What is being asked> Each record is to be transcribed exactly.

* begin Data provided *

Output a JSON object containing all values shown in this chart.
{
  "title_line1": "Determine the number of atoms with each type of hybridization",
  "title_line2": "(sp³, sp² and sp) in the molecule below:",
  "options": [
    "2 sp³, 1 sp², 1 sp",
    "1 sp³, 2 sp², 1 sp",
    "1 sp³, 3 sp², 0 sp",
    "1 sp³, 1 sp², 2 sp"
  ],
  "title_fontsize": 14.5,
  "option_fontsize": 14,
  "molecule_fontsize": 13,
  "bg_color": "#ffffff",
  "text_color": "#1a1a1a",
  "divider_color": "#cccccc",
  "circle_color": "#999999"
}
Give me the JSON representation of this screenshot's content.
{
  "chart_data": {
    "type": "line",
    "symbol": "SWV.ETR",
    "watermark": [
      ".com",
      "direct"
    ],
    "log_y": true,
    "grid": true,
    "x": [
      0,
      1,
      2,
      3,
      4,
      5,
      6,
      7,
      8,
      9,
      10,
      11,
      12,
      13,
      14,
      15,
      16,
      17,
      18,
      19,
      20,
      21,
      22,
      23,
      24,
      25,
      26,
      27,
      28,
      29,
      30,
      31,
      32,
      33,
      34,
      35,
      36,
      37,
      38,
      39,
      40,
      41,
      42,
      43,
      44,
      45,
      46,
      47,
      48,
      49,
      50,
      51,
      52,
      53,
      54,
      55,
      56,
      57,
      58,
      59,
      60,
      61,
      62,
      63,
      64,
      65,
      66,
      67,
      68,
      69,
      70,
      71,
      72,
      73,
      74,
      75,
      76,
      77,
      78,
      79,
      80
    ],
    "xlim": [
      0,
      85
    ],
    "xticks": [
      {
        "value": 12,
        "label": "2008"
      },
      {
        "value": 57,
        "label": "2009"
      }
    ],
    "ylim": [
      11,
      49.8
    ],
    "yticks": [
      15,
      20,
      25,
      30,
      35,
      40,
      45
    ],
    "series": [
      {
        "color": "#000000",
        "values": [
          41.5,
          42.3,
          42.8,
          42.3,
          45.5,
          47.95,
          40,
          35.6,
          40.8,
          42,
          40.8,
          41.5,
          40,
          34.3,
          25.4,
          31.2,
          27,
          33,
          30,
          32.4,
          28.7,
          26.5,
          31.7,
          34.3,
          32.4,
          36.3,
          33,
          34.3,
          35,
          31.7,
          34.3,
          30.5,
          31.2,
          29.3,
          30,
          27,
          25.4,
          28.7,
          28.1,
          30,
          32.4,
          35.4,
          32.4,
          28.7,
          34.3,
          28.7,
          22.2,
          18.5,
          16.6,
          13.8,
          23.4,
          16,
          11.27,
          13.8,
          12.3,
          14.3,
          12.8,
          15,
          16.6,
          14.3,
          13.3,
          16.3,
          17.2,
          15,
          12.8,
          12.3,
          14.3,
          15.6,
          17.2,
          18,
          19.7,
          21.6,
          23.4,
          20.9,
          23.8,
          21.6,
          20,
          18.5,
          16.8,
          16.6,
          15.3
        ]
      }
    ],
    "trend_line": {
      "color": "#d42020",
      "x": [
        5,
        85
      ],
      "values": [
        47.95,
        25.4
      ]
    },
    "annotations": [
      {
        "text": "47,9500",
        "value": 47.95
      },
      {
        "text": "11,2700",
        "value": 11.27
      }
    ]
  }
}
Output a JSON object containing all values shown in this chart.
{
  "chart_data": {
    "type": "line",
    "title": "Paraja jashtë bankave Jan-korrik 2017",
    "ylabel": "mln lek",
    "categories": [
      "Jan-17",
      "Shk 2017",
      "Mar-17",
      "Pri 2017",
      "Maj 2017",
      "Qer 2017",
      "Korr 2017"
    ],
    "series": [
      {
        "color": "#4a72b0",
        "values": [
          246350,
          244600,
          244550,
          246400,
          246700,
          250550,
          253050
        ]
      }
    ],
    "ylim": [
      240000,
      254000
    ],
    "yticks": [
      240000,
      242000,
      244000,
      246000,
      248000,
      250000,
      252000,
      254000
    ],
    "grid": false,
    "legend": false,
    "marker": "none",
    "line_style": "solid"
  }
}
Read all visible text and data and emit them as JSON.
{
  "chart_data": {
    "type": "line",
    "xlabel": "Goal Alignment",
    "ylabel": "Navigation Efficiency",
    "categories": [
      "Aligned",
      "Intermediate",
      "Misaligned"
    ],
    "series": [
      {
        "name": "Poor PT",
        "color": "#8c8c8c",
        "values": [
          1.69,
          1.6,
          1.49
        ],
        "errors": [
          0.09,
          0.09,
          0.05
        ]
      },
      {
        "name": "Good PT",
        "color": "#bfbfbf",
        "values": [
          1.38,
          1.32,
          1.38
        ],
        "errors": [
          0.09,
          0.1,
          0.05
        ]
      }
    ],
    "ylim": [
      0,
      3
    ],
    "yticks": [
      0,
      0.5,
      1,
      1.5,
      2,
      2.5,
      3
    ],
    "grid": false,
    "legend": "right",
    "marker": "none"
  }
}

* end Data provided *

Answer to the exercise>
Output a JSON object containing all values shown in this chart.
{
  "title_line1": "Determine the number of atoms with each type of hybridization",
  "title_line2": "(sp³, sp² and sp) in the molecule below:",
  "options": [
    "2 sp³, 1 sp², 1 sp",
    "1 sp³, 2 sp², 1 sp",
    "1 sp³, 3 sp², 0 sp",
    "1 sp³, 1 sp², 2 sp"
  ],
  "title_fontsize": 14.5,
  "option_fontsize": 14,
  "molecule_fontsize": 13,
  "bg_color": "#ffffff",
  "text_color": "#1a1a1a",
  "divider_color": "#cccccc",
  "circle_color": "#999999"
}
Give me the JSON representation of this screenshot's content.
{
  "chart_data": {
    "type": "line",
    "symbol": "SWV.ETR",
    "watermark": [
      ".com",
      "direct"
    ],
    "log_y": true,
    "grid": true,
    "x": [
      0,
      1,
      2,
      3,
      4,
      5,
      6,
      7,
      8,
      9,
      10,
      11,
      12,
      13,
      14,
      15,
      16,
      17,
      18,
      19,
      20,
      21,
      22,
      23,
      24,
      25,
      26,
      27,
      28,
      29,
      30,
      31,
      32,
      33,
      34,
      35,
      36,
      37,
      38,
      39,
      40,
      41,
      42,
      43,
      44,
      45,
      46,
      47,
      48,
      49,
      50,
      51,
      52,
      53,
      54,
      55,
      56,
      57,
      58,
      59,
      60,
      61,
      62,
      63,
      64,
      65,
      66,
      67,
      68,
      69,
      70,
      71,
      72,
      73,
      74,
      75,
      76,
      77,
      78,
      79,
      80
    ],
    "xlim": [
      0,
      85
    ],
    "xticks": [
      {
        "value": 12,
        "label": "2008"
      },
      {
        "value": 57,
        "label": "2009"
      }
    ],
    "ylim": [
      11,
      49.8
    ],
    "yticks": [
      15,
      20,
      25,
      30,
      35,
      40,
      45
    ],
    "series": [
      {
        "color": "#000000",
        "values": [
          41.5,
          42.3,
          42.8,
          42.3,
          45.5,
          47.95,
          40,
          35.6,
          40.8,
          42,
          40.8,
          41.5,
          40,
          34.3,
          25.4,
          31.2,
          27,
          33,
          30,
          32.4,
          28.7,
          26.5,
          31.7,
          34.3,
          32.4,
          36.3,
          33,
          34.3,
          35,
          31.7,
          34.3,
          30.5,
          31.2,
          29.3,
          30,
          27,
          25.4,
          28.7,
          28.1,
          30,
          32.4,
          35.4,
          32.4,
          28.7,
          34.3,
          28.7,
          22.2,
          18.5,
          16.6,
          13.8,
          23.4,
          16,
          11.27,
          13.8,
          12.3,
          14.3,
          12.8,
          15,
          16.6,
          14.3,
          13.3,
          16.3,
          17.2,
          15,
          12.8,
          12.3,
          14.3,
          15.6,
          17.2,
          18,
          19.7,
          21.6,
          23.4,
          20.9,
          23.8,
          21.6,
          20,
          18.5,
          16.8,
          16.6,
          15.3
        ]
      }
    ],
    "trend_line": {
      "color": "#d42020",
      "x": [
        5,
        85
      ],
      "values": [
        47.95,
        25.4
      ]
    },
    "annotations": [
      {
        "text": "47,9500",
        "value": 47.95
      },
      {
        "text": "11,2700",
        "value": 11.27
      }
    ]
  }
}
Output a JSON object containing all values shown in this chart.
{
  "chart_data": {
    "type": "line",
    "title": "Paraja jashtë bankave Jan-korrik 2017",
    "ylabel": "mln lek",
    "categories": [
      "Jan-17",
      "Shk 2017",
      "Mar-17",
      "Pri 2017",
      "Maj 2017",
      "Qer 2017",
      "Korr 2017"
    ],
    "series": [
      {
        "color": "#4a72b0",
        "values": [
          246350,
          244600,
          244550,
          246400,
          246700,
          250550,
          253050
        ]
      }
    ],
    "ylim": [
      240000,
      254000
    ],
    "yticks": [
      240000,
      242000,
      244000,
      246000,
      248000,
      250000,
      252000,
      254000
    ],
    "grid": false,
    "legend": false,
    "marker": "none",
    "line_style": "solid"
  }
}
Read all visible text and data and emit them as JSON.
{
  "chart_data": {
    "type": "line",
    "xlabel": "Goal Alignment",
    "ylabel": "Navigation Efficiency",
    "categories": [
      "Aligned",
      "Intermediate",
      "Misaligned"
    ],
    "series": [
      {
        "name": "Poor PT",
        "color": "#8c8c8c",
        "values": [
          1.69,
          1.6,
          1.49
        ],
        "errors": [
          0.09,
          0.09,
          0.05
        ]
      },
      {
        "name": "Good PT",
        "color": "#bfbfbf",
        "values": [
          1.38,
          1.32,
          1.38
        ],
        "errors": [
          0.09,
          0.1,
          0.05
        ]
      }
    ],
    "ylim": [
      0,
      3
    ],
    "yticks": [
      0,
      0.5,
      1,
      1.5,
      2,
      2.5,
      3
    ],
    "grid": false,
    "legend": "right",
    "marker": "none"
  }
}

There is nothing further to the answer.